# Data to use

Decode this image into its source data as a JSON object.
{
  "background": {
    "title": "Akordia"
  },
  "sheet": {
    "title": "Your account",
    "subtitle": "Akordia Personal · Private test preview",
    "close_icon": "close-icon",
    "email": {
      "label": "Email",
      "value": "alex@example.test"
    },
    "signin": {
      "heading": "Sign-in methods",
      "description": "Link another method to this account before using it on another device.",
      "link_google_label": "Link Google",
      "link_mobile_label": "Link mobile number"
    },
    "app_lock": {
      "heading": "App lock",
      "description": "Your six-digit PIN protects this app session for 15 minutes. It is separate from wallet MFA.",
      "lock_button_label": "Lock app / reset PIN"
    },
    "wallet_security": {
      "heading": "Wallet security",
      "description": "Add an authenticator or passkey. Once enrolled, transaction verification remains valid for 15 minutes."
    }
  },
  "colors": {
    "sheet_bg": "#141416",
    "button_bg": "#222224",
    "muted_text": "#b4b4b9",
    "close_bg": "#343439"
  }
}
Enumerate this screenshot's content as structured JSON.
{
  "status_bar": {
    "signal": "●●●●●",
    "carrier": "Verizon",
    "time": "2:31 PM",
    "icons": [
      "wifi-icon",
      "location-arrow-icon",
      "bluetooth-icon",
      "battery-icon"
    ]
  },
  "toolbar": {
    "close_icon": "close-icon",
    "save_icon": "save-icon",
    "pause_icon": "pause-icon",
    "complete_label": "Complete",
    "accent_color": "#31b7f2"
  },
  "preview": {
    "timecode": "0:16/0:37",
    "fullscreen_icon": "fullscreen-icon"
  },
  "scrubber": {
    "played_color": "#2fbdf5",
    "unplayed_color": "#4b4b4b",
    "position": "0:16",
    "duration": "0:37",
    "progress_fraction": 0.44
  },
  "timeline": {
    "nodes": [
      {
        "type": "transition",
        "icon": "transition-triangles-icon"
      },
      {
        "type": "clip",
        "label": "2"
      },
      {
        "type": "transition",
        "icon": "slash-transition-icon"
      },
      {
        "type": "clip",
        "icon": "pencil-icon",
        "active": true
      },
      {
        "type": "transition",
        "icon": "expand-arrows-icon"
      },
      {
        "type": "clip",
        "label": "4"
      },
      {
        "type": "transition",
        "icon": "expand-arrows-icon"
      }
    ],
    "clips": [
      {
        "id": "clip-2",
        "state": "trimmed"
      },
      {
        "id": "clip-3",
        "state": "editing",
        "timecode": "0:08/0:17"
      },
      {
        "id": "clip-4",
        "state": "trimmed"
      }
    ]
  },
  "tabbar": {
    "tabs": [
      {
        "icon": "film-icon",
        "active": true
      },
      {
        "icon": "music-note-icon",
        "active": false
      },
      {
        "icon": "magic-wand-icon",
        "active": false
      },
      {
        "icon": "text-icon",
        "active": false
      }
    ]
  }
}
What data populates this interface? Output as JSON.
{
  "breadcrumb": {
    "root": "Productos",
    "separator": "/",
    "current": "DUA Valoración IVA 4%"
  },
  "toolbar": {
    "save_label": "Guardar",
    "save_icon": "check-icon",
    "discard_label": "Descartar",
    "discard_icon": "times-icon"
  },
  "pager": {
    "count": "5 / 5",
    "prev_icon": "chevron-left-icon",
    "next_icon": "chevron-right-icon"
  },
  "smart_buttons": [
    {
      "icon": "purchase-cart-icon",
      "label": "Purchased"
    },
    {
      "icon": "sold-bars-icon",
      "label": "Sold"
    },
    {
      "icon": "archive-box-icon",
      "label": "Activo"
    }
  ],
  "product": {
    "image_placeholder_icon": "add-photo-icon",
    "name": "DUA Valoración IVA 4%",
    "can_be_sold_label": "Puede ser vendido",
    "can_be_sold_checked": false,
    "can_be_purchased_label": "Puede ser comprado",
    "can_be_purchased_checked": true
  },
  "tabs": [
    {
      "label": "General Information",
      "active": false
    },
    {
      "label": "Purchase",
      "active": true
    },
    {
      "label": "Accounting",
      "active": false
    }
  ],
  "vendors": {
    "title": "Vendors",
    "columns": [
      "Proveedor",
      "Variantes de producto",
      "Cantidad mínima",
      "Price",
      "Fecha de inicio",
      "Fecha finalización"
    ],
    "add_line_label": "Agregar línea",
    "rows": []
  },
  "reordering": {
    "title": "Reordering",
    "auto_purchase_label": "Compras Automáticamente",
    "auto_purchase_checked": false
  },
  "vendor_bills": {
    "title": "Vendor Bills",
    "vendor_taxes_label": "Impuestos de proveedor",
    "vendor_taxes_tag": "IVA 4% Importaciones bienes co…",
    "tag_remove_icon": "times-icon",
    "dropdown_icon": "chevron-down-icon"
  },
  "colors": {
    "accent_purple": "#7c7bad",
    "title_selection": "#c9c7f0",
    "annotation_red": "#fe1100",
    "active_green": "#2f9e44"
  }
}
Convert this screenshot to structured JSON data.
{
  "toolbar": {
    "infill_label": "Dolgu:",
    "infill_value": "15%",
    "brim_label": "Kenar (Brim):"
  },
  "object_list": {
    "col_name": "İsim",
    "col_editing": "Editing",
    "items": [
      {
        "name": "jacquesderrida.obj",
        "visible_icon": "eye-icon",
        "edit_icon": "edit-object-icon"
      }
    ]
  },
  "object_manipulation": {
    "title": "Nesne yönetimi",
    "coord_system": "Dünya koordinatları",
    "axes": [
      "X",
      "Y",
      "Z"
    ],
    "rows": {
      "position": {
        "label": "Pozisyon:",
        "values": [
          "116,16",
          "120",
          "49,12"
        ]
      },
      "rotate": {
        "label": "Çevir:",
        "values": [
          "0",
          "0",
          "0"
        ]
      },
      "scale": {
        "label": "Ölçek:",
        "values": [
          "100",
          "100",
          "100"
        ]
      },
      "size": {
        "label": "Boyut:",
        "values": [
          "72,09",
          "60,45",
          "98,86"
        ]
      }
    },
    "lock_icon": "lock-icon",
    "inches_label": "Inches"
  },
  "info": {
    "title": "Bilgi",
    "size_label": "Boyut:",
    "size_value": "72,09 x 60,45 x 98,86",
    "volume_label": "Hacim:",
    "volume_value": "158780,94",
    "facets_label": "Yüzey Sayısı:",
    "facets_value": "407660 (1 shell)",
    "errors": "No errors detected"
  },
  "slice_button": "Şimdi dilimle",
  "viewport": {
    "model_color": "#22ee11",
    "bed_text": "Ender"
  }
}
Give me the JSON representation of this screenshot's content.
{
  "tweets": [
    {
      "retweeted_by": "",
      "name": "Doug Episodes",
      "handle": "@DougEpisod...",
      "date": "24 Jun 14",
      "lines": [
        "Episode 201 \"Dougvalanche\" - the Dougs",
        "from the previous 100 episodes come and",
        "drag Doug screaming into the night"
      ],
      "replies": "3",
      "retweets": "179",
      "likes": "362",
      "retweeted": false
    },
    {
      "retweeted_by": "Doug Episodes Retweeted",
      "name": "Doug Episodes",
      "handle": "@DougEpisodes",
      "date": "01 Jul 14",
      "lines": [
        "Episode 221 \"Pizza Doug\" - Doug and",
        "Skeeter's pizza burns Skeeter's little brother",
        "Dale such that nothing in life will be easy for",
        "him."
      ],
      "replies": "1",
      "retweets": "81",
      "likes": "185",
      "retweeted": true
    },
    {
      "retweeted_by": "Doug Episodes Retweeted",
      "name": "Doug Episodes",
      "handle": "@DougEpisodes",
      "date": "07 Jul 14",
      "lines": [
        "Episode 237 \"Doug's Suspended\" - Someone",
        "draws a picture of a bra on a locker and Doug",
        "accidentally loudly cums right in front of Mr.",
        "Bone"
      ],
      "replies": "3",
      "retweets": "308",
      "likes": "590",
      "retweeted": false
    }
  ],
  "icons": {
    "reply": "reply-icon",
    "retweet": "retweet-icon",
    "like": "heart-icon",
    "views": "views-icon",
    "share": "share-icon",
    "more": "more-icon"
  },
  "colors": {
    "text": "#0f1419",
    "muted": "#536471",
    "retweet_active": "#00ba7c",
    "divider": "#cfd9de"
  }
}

# Do this
Give back, unchanged, every line from the one with "Give me the" to the end of the entries above.

# Solution below
Give me the JSON representation of this screenshot's content.
{
  "tweets": [
    {
      "retweeted_by": "",
      "name": "Doug Episodes",
      "handle": "@DougEpisod...",
      "date": "24 Jun 14",
      "lines": [
        "Episode 201 \"Dougvalanche\" - the Dougs",
        "from the previous 100 episodes come and",
        "drag Doug screaming into the night"
      ],
      "replies": "3",
      "retweets": "179",
      "likes": "362",
      "retweeted": false
    },
    {
      "retweeted_by": "Doug Episodes Retweeted",
      "name": "Doug Episodes",
      "handle": "@DougEpisodes",
      "date": "01 Jul 14",
      "lines": [
        "Episode 221 \"Pizza Doug\" - Doug and",
        "Skeeter's pizza burns Skeeter's little brother",
        "Dale such that nothing in life will be easy for",
        "him."
      ],
      "replies": "1",
      "retweets": "81",
      "likes": "185",
      "retweeted": true
    },
    {
      "retweeted_by": "Doug Episodes Retweeted",
      "name": "Doug Episodes",
      "handle": "@DougEpisodes",
      "date": "07 Jul 14",
      "lines": [
        "Episode 237 \"Doug's Suspended\" - Someone",
        "draws a picture of a bra on a locker and Doug",
        "accidentally loudly cums right in front of Mr.",
        "Bone"
      ],
      "replies": "3",
      "retweets": "308",
      "likes": "590",
      "retweeted": false
    }
  ],
  "icons": {
    "reply": "reply-icon",
    "retweet": "retweet-icon",
    "like": "heart-icon",
    "views": "views-icon",
    "share": "share-icon",
    "more": "more-icon"
  },
  "colors": {
    "text": "#0f1419",
    "muted": "#536471",
    "retweet_active": "#00ba7c",
    "divider": "#cfd9de"
  }
}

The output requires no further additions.